··· Listed entries

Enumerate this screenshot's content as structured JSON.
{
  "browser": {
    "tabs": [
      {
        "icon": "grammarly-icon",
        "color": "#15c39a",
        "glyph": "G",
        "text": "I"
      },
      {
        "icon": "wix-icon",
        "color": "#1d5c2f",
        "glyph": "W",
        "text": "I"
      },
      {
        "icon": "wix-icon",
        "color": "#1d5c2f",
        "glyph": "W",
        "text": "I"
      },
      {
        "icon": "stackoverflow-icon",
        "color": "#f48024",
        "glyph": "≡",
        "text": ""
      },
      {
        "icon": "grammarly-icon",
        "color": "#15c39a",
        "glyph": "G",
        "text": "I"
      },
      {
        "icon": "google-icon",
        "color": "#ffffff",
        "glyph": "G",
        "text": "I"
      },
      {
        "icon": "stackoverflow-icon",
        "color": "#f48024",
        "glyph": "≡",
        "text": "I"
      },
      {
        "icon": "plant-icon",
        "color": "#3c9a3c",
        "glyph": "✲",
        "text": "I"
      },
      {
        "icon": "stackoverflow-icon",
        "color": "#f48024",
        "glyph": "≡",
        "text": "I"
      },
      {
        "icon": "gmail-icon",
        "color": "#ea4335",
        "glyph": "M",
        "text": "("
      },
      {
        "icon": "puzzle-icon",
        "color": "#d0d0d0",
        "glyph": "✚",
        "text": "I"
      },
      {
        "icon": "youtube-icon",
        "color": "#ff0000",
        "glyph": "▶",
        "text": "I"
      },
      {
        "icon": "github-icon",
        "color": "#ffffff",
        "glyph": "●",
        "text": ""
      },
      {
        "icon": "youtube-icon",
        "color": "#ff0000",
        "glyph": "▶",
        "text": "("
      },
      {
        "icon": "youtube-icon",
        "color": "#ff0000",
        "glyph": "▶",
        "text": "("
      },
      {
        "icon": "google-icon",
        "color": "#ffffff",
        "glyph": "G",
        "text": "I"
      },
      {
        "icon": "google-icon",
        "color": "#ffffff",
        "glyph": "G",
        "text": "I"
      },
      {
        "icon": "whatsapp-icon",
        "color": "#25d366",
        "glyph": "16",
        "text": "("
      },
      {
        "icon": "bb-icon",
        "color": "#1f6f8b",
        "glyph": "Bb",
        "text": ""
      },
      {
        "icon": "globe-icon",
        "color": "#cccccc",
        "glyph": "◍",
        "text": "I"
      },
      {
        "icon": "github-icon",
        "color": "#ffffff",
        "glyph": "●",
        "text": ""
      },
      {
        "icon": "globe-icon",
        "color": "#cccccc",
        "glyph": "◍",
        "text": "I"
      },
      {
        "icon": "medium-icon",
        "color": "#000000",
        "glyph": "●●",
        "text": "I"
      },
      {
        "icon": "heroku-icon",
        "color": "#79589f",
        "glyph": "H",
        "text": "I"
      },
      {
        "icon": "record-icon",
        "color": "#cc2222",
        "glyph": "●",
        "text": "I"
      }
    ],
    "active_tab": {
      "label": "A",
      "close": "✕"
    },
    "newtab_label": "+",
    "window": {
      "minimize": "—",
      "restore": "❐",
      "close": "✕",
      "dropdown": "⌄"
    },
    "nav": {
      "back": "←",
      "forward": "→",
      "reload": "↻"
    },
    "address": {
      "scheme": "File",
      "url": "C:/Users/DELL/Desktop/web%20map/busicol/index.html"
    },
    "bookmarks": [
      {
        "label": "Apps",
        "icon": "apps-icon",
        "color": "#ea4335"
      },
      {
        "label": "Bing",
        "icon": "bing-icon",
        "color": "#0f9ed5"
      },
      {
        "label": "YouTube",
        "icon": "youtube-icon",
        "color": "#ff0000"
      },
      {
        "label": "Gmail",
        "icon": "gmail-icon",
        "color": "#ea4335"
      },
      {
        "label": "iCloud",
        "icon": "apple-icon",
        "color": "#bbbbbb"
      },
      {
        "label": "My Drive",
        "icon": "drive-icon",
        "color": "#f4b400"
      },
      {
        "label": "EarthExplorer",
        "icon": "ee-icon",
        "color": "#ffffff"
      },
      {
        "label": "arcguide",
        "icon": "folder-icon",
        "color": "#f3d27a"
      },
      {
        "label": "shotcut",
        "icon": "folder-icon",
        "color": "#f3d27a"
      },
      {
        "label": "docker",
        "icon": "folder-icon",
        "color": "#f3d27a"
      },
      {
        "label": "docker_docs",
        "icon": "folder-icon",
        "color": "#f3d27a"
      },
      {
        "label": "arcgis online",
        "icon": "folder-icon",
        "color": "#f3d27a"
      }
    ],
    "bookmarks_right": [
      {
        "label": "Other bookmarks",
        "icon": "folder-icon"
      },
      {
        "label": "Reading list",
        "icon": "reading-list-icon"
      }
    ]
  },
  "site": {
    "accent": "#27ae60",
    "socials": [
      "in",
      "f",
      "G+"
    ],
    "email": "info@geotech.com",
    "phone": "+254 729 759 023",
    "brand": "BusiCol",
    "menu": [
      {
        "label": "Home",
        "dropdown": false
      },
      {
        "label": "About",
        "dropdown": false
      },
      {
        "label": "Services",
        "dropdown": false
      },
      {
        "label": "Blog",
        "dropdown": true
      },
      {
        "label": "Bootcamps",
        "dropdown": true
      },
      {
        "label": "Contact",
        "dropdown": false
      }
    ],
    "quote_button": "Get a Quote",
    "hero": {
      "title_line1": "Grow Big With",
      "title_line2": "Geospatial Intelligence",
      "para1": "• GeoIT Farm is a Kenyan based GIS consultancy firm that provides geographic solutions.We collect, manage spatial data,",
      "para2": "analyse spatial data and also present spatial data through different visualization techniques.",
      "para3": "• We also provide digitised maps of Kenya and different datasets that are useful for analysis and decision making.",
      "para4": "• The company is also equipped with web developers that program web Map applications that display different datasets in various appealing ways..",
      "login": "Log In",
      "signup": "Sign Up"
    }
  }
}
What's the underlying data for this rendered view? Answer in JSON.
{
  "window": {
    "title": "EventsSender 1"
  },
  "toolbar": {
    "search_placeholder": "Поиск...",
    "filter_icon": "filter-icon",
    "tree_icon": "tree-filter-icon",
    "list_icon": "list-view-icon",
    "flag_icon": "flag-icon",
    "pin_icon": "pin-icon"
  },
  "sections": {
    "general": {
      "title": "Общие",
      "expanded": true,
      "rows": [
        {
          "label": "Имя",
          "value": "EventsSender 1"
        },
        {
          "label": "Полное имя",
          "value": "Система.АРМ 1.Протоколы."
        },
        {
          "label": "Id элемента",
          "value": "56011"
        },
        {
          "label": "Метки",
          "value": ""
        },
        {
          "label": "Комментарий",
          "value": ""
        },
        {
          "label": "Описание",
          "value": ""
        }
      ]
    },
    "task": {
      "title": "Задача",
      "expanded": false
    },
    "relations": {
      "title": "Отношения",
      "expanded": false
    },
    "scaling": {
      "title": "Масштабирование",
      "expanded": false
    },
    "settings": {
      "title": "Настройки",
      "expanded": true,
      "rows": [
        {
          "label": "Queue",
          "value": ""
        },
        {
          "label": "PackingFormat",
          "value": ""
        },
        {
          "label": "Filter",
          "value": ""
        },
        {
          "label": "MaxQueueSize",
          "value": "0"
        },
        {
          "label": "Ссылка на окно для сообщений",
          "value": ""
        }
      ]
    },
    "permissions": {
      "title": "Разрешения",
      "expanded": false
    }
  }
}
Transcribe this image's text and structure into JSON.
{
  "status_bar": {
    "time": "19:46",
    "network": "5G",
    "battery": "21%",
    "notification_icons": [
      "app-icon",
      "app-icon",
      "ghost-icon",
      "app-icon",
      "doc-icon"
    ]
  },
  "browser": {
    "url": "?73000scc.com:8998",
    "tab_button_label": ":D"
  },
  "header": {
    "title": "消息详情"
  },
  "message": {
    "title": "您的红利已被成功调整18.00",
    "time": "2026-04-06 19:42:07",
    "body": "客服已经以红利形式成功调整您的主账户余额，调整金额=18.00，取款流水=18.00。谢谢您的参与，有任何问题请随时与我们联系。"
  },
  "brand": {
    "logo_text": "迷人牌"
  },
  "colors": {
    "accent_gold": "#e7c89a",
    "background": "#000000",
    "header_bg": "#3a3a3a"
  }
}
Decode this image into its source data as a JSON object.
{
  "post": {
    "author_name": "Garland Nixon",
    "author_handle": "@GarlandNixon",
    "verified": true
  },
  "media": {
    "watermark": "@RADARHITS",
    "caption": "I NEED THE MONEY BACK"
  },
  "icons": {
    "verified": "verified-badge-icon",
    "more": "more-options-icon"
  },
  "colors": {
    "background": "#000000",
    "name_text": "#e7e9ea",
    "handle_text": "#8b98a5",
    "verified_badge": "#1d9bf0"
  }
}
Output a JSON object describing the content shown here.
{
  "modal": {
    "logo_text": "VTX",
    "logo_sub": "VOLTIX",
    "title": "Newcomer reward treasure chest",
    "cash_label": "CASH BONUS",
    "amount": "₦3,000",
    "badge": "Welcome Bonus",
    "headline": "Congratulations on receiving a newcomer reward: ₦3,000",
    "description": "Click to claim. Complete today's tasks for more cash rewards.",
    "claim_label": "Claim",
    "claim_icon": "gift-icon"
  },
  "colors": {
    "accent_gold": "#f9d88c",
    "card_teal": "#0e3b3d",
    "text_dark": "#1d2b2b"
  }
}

······

Locate all lines holding the word "content", then copy them out.

Enumerate this screenshot's content as structured JSON.
Output a JSON object describing the content shown here.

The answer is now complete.